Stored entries

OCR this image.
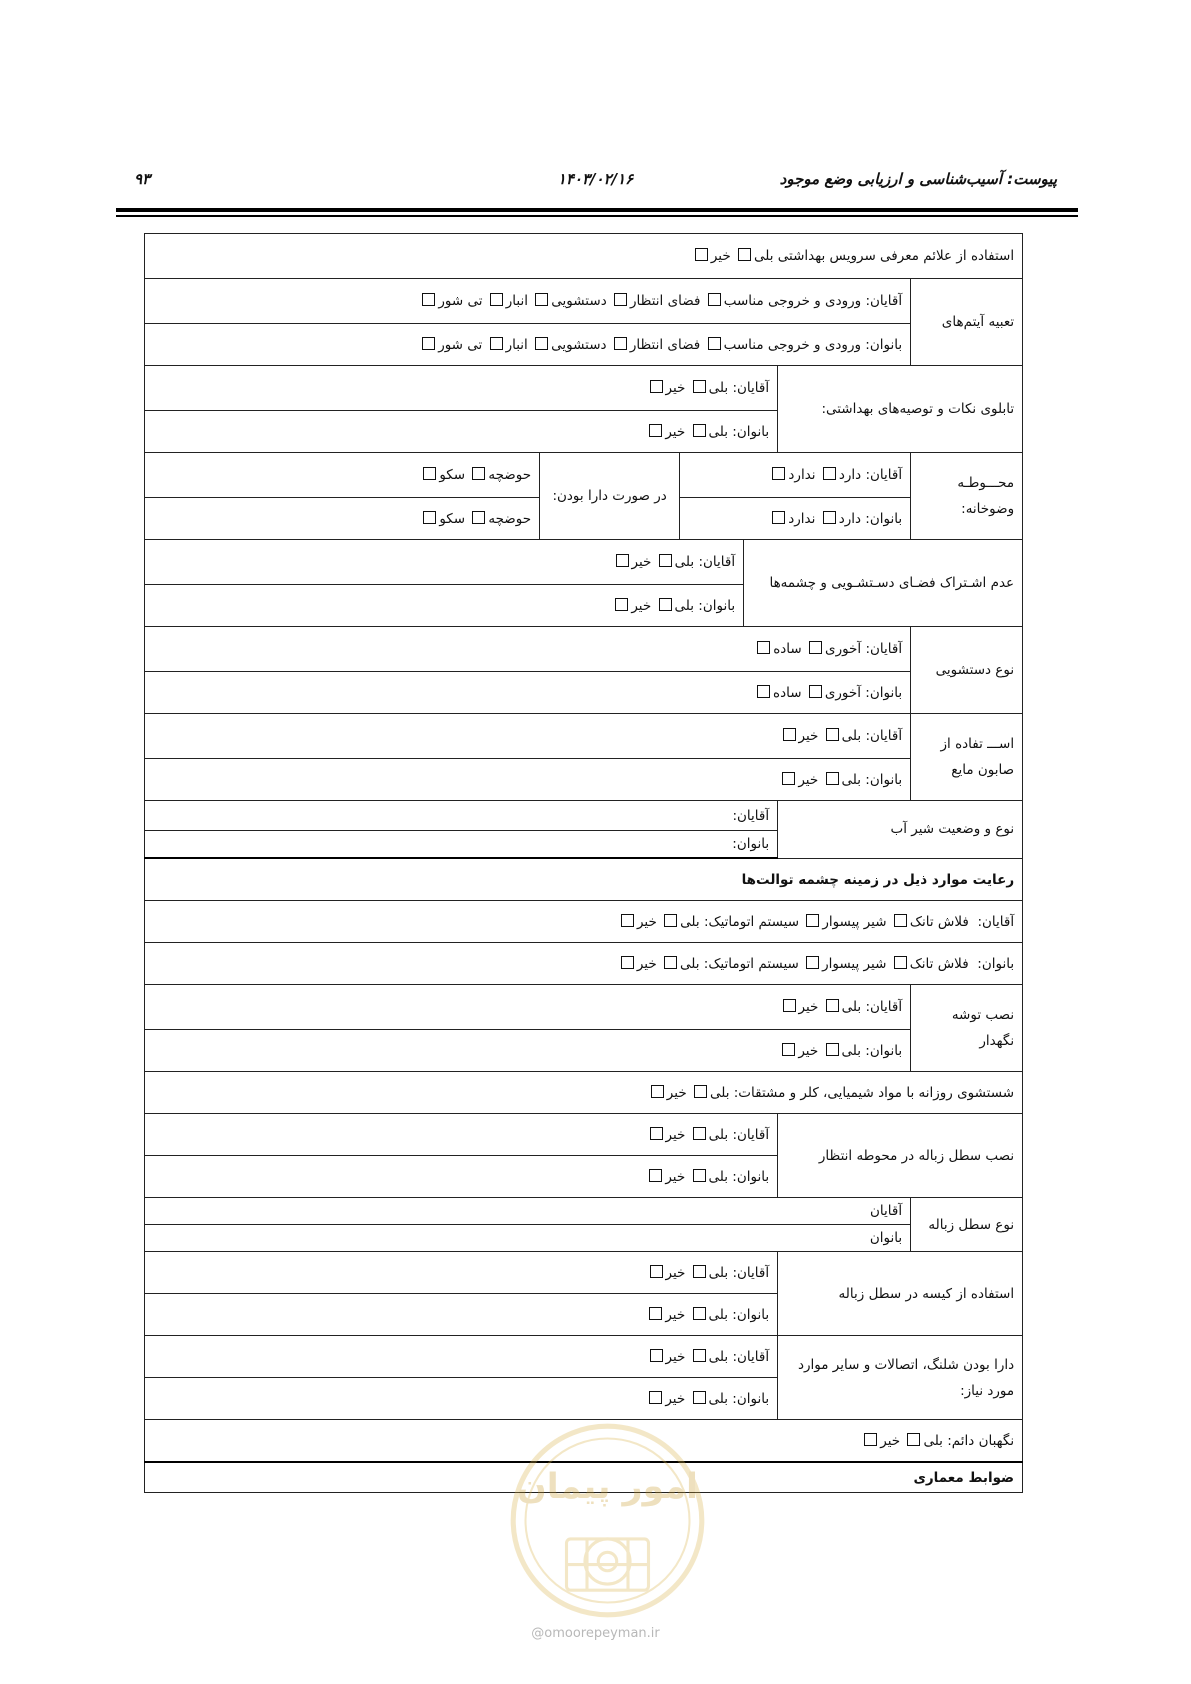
پیوست: آسیب‌شناسی و ارزیابی وضع موجود
۱۴۰۳/۰۲/۱۶
۹۳
استفاده از علائم معرفی سرویس بهداشتی بلی خیر					
تعبیه آیتم‌های	آقایان: ورودی و خروجی مناسب فضای انتظار دستشویی انبار تی شور				
	بانوان: ورودی و خروجی مناسب فضای انتظار دستشویی انبار تی شور				
تابلوی نکات و توصیه‌های بهداشتی:		آقایان: بلی خیر			
		بانوان: بلی خیر			
محـــوطـه وضوخانه:	آقایان: دارد ندارد			در صورت دارا بودن:	حوضچه سکو
	بانوان: دارد ندارد				حوضچه سکو
عدم اشـتراک فضـای دسـتشـویی و چشمه‌ها			آقایان: بلی خیر		
			بانوان: بلی خیر		
نوع دستشویی	آقایان: آخوری ساده				
	بانوان: آخوری ساده				
اســـ تفاده از صابون مایع	آقایان: بلی خیر				
	بانوان: بلی خیر				
نوع و وضعیت شیر آب		آقایان:			
		بانوان:			
رعایت موارد ذیل در زمینه چشمه توالت‌ها					
آقایان:  فلاش تانک شیر پیسوار سیستم اتوماتیک: بلی خیر					
بانوان:  فلاش تانک شیر پیسوار سیستم اتوماتیک: بلی خیر					
نصب توشه نگهدار	آقایان: بلی خیر				
	بانوان: بلی خیر				
شستشوی روزانه با مواد شیمیایی، کلر و مشتقات: بلی خیر					
نصب سطل زباله در محوطه انتظار		آقایان: بلی خیر			
		بانوان: بلی خیر			
نوع سطل زباله	آقایان				
	بانوان				
استفاده از کیسه در سطل زباله		آقایان: بلی خیر			
		بانوان: بلی خیر			
دارا بودن شلنگ، اتصالات و سایر موارد مورد نیاز:		آقایان: بلی خیر			
		بانوان: بلی خیر			
نگهبان دائم: بلی خیر					
ضوابط معماری					
امور پیمان
@omoorepeyman.ir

GOAL
Pictures in the records above should not be copied. Repeat everything else exactly.

COMPLETED EXERCISE
OCR this image.
پیوست: آسیب‌شناسی و ارزیابی وضع موجود
۱۴۰۳/۰۲/۱۶
۹۳
استفاده از علائم معرفی سرویس بهداشتی بلی خیر					
تعبیه آیتم‌های	آقایان: ورودی و خروجی مناسب فضای انتظار دستشویی انبار تی شور				
	بانوان: ورودی و خروجی مناسب فضای انتظار دستشویی انبار تی شور				
تابلوی نکات و توصیه‌های بهداشتی:		آقایان: بلی خیر			
		بانوان: بلی خیر			
محـــوطـه وضوخانه:	آقایان: دارد ندارد			در صورت دارا بودن:	حوضچه سکو
	بانوان: دارد ندارد				حوضچه سکو
عدم اشـتراک فضـای دسـتشـویی و چشمه‌ها			آقایان: بلی خیر		
			بانوان: بلی خیر		
نوع دستشویی	آقایان: آخوری ساده				
	بانوان: آخوری ساده				
اســـ تفاده از صابون مایع	آقایان: بلی خیر				
	بانوان: بلی خیر				
نوع و وضعیت شیر آب		آقایان:			
		بانوان:			
رعایت موارد ذیل در زمینه چشمه توالت‌ها					
آقایان:  فلاش تانک شیر پیسوار سیستم اتوماتیک: بلی خیر					
بانوان:  فلاش تانک شیر پیسوار سیستم اتوماتیک: بلی خیر					
نصب توشه نگهدار	آقایان: بلی خیر				
	بانوان: بلی خیر				
شستشوی روزانه با مواد شیمیایی، کلر و مشتقات: بلی خیر					
نصب سطل زباله در محوطه انتظار		آقایان: بلی خیر			
		بانوان: بلی خیر			
نوع سطل زباله	آقایان				
	بانوان				
استفاده از کیسه در سطل زباله		آقایان: بلی خیر			
		بانوان: بلی خیر			
دارا بودن شلنگ، اتصالات و سایر موارد مورد نیاز:		آقایان: بلی خیر			
		بانوان: بلی خیر			
نگهبان دائم: بلی خیر					
ضوابط معماری					
امور پیمان
@omoorepeyman.ir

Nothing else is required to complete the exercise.